===== MATERIAL PROVIDED

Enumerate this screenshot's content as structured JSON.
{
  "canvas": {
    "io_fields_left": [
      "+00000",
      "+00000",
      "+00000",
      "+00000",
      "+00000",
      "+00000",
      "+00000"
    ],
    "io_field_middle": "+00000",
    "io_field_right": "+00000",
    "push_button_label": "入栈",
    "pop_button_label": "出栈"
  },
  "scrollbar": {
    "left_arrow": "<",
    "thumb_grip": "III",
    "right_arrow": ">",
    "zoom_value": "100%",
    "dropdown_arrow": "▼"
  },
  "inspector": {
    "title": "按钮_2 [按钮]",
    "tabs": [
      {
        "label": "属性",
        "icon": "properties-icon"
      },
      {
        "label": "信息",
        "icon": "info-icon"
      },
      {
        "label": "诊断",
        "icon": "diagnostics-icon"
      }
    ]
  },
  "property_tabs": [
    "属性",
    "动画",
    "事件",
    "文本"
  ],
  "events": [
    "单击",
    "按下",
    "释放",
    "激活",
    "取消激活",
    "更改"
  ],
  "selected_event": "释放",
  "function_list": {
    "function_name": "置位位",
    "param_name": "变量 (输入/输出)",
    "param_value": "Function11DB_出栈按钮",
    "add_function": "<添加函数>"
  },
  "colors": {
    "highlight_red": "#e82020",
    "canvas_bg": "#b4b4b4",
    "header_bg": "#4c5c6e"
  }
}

==========

■ **THE EXERCISE**: Extract the complete data, matching each line exactly.

■ **WRITTEN ANSWER**:
Enumerate this screenshot's content as structured JSON.
{
  "canvas": {
    "io_fields_left": [
      "+00000",
      "+00000",
      "+00000",
      "+00000",
      "+00000",
      "+00000",
      "+00000"
    ],
    "io_field_middle": "+00000",
    "io_field_right": "+00000",
    "push_button_label": "入栈",
    "pop_button_label": "出栈"
  },
  "scrollbar": {
    "left_arrow": "<",
    "thumb_grip": "III",
    "right_arrow": ">",
    "zoom_value": "100%",
    "dropdown_arrow": "▼"
  },
  "inspector": {
    "title": "按钮_2 [按钮]",
    "tabs": [
      {
        "label": "属性",
        "icon": "properties-icon"
      },
      {
        "label": "信息",
        "icon": "info-icon"
      },
      {
        "label": "诊断",
        "icon": "diagnostics-icon"
      }
    ]
  },
  "property_tabs": [
    "属性",
    "动画",
    "事件",
    "文本"
  ],
  "events": [
    "单击",
    "按下",
    "释放",
    "激活",
    "取消激活",
    "更改"
  ],
  "selected_event": "释放",
  "function_list": {
    "function_name": "置位位",
    "param_name": "变量 (输入/输出)",
    "param_value": "Function11DB_出栈按钮",
    "add_function": "<添加函数>"
  },
  "colors": {
    "highlight_red": "#e82020",
    "canvas_bg": "#b4b4b4",
    "header_bg": "#4c5c6e"
  }
}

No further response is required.